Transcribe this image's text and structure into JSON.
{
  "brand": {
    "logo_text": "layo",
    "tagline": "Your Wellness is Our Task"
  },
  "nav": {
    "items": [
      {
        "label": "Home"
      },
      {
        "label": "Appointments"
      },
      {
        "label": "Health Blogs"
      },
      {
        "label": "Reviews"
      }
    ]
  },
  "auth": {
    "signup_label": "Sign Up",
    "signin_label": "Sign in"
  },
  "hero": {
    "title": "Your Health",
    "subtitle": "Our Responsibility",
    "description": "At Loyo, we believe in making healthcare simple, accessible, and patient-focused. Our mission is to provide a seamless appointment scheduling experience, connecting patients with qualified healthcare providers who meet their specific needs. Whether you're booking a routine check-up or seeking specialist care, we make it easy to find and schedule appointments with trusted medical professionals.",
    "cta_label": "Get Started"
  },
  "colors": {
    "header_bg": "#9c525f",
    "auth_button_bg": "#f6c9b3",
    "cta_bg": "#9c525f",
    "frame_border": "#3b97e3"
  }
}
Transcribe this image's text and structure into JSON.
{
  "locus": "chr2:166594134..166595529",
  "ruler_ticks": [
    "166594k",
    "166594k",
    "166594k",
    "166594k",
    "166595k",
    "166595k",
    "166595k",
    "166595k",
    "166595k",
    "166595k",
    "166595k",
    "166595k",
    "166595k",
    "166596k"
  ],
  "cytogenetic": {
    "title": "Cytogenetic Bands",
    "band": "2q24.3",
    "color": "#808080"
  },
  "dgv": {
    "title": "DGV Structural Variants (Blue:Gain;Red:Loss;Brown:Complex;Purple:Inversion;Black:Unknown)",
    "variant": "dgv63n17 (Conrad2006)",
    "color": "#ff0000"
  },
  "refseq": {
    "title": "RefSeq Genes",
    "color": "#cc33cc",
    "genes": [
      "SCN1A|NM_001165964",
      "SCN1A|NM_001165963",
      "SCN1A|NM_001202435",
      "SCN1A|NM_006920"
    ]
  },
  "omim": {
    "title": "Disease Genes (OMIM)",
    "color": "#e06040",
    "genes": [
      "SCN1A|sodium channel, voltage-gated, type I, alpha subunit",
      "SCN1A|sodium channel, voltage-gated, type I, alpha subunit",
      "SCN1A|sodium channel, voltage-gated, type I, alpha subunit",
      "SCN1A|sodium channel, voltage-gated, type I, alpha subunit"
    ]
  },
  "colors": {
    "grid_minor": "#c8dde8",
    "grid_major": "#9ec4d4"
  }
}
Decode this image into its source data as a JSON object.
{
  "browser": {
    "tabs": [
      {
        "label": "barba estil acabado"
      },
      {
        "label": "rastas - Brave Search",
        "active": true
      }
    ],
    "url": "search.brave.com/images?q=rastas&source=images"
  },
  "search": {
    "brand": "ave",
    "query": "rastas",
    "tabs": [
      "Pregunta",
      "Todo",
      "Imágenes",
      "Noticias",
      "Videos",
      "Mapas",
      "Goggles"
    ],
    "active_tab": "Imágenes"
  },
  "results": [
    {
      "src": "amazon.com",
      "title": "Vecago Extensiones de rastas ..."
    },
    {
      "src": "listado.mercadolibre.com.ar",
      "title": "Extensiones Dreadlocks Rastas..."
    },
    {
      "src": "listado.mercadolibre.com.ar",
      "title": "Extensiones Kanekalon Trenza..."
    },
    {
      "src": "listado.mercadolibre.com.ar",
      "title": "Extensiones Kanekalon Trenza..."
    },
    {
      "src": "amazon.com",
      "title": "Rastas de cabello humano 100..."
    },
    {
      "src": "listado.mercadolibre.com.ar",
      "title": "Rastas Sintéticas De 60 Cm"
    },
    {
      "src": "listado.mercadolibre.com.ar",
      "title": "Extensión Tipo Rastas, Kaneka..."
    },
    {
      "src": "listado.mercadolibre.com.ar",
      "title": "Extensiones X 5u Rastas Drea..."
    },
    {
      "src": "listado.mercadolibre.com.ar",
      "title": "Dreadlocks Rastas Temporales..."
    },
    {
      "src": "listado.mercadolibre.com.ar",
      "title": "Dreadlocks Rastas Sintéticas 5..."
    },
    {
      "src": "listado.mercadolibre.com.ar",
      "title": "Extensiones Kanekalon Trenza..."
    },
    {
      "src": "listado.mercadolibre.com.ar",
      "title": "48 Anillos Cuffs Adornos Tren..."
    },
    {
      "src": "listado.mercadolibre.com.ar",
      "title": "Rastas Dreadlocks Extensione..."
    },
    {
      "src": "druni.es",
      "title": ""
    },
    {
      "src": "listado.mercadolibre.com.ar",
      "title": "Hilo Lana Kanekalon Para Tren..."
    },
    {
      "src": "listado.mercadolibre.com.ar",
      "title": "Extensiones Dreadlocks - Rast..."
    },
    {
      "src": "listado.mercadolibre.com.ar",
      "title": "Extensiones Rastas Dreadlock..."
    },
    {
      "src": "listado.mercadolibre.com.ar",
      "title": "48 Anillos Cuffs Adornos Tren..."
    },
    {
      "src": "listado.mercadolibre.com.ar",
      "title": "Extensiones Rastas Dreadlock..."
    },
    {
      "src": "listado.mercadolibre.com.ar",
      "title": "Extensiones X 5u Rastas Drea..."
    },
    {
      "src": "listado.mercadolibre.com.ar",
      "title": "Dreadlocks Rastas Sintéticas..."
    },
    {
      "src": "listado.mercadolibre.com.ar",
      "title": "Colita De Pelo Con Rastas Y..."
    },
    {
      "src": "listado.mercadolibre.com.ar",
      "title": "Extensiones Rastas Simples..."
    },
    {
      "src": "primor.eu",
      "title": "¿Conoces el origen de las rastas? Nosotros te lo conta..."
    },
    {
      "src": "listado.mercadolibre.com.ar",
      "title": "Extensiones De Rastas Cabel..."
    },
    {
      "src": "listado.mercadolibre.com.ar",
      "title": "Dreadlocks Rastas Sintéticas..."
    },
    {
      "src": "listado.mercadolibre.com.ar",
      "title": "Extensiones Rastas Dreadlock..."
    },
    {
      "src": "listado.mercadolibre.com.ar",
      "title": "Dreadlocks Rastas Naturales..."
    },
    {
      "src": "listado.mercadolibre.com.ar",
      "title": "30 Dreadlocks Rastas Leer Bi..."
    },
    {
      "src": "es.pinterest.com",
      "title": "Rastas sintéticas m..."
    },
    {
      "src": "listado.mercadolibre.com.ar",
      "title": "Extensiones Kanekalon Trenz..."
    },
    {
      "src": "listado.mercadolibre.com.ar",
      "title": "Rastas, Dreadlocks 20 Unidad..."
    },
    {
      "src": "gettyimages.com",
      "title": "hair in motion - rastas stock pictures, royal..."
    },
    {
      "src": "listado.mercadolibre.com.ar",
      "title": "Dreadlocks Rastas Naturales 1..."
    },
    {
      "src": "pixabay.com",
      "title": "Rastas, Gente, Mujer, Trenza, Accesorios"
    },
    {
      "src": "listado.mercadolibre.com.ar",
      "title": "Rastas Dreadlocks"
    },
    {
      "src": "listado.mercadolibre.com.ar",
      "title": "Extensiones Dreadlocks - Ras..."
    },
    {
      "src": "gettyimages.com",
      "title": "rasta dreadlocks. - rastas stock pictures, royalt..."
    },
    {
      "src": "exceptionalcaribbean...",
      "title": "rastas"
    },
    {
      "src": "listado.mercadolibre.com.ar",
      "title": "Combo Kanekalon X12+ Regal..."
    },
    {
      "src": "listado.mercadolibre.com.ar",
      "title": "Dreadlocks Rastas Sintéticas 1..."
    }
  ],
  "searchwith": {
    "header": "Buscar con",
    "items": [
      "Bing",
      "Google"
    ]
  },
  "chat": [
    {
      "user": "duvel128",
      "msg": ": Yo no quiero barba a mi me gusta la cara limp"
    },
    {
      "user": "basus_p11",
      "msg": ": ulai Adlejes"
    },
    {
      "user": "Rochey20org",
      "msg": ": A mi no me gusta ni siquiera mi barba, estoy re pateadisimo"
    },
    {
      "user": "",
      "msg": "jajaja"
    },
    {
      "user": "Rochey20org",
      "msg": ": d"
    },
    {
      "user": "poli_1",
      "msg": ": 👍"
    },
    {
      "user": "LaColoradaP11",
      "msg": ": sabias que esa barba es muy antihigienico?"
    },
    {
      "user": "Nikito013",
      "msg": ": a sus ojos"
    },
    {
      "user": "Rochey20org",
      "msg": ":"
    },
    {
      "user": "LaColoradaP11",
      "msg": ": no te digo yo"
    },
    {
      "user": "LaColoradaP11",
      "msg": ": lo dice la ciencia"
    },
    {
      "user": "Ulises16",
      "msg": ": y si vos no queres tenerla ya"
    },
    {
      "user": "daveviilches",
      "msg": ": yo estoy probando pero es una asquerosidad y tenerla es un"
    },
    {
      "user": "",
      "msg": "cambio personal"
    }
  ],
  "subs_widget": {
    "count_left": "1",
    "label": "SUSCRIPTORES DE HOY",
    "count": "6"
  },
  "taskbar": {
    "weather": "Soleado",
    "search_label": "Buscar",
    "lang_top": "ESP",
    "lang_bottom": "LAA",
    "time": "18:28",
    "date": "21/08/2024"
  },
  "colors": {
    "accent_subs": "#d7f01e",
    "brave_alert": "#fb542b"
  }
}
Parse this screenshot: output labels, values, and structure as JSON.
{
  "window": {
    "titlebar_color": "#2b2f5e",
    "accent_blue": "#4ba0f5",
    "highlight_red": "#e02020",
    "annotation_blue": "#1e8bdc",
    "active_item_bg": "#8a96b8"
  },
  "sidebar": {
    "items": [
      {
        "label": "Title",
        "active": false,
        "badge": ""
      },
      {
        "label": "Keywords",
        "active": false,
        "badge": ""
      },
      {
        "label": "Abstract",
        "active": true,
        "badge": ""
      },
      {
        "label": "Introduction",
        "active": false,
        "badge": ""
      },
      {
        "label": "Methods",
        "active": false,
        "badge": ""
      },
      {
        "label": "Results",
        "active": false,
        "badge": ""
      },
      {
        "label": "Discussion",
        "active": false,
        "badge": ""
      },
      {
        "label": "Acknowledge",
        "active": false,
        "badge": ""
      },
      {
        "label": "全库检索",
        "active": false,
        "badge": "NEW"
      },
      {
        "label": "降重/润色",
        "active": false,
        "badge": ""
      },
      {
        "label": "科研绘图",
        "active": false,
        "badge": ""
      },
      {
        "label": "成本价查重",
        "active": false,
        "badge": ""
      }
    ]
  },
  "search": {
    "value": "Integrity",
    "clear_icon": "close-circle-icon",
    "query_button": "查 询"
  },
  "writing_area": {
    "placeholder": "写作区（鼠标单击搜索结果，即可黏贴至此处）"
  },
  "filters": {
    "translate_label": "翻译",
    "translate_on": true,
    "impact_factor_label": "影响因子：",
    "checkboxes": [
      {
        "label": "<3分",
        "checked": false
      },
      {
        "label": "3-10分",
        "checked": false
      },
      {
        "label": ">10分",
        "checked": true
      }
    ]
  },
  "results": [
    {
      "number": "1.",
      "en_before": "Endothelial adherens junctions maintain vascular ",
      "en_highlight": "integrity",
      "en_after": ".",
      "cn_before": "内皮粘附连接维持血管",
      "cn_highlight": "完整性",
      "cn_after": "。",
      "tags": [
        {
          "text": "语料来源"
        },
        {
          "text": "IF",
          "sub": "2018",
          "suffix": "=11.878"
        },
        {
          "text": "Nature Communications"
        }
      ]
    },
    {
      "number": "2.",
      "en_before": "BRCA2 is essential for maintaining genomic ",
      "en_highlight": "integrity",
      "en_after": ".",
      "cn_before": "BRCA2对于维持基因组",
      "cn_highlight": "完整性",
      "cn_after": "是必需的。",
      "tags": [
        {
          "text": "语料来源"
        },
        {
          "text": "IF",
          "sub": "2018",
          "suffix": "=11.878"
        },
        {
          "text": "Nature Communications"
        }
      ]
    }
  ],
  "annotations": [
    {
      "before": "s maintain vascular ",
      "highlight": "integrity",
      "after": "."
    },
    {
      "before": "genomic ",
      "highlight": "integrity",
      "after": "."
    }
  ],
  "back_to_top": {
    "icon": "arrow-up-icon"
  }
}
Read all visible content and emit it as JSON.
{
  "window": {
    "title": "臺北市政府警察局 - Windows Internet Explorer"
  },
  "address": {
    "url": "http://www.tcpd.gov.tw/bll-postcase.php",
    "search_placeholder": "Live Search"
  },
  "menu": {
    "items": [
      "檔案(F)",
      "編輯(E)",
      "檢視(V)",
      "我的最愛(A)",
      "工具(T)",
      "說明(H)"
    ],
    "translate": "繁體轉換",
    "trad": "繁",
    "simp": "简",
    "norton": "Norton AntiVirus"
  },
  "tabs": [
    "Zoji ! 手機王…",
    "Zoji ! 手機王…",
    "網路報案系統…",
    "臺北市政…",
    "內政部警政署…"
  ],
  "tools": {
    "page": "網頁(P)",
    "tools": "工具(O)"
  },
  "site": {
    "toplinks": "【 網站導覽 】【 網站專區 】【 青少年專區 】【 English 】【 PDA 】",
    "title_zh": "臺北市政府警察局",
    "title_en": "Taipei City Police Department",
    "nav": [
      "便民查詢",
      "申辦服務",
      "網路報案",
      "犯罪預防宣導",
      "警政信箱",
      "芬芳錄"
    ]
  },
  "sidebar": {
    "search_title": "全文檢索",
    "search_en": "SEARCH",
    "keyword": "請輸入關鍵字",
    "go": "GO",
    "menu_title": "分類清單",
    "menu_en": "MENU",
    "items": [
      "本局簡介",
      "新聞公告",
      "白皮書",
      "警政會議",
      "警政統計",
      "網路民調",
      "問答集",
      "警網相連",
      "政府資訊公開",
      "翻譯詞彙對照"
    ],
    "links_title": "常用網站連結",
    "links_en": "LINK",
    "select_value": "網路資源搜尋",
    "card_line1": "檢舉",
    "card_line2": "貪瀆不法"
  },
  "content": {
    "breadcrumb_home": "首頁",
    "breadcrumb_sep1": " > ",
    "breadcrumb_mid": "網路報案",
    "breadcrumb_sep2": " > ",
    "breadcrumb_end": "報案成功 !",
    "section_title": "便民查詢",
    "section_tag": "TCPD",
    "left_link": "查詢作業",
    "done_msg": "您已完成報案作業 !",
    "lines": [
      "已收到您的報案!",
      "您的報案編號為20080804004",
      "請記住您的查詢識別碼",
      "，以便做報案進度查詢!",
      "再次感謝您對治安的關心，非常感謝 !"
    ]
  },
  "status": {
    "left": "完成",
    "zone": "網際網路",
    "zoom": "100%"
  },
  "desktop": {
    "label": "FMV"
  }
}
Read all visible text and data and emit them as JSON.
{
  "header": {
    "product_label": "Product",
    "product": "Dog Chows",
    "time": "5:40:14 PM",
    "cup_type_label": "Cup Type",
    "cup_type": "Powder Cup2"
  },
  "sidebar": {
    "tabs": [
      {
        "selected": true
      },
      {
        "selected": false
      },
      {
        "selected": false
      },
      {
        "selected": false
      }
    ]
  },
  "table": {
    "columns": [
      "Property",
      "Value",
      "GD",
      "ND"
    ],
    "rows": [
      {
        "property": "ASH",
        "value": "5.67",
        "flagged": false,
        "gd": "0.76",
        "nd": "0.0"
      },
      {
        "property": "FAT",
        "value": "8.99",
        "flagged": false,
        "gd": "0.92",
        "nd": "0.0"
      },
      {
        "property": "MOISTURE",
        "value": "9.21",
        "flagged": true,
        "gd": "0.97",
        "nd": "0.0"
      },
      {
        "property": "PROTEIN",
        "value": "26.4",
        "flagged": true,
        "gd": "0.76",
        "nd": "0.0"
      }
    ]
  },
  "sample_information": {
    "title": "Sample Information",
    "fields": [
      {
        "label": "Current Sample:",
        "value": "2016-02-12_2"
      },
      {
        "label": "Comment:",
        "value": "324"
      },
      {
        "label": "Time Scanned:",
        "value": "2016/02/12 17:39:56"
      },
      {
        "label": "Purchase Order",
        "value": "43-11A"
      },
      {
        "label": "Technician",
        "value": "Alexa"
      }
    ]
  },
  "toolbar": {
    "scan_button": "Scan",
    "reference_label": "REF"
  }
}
----
To do. Scan the material and collect every line that contains "Your".

Task output.
    "tagline": "Your Wellness is Our Task"
    "title": "Your Health",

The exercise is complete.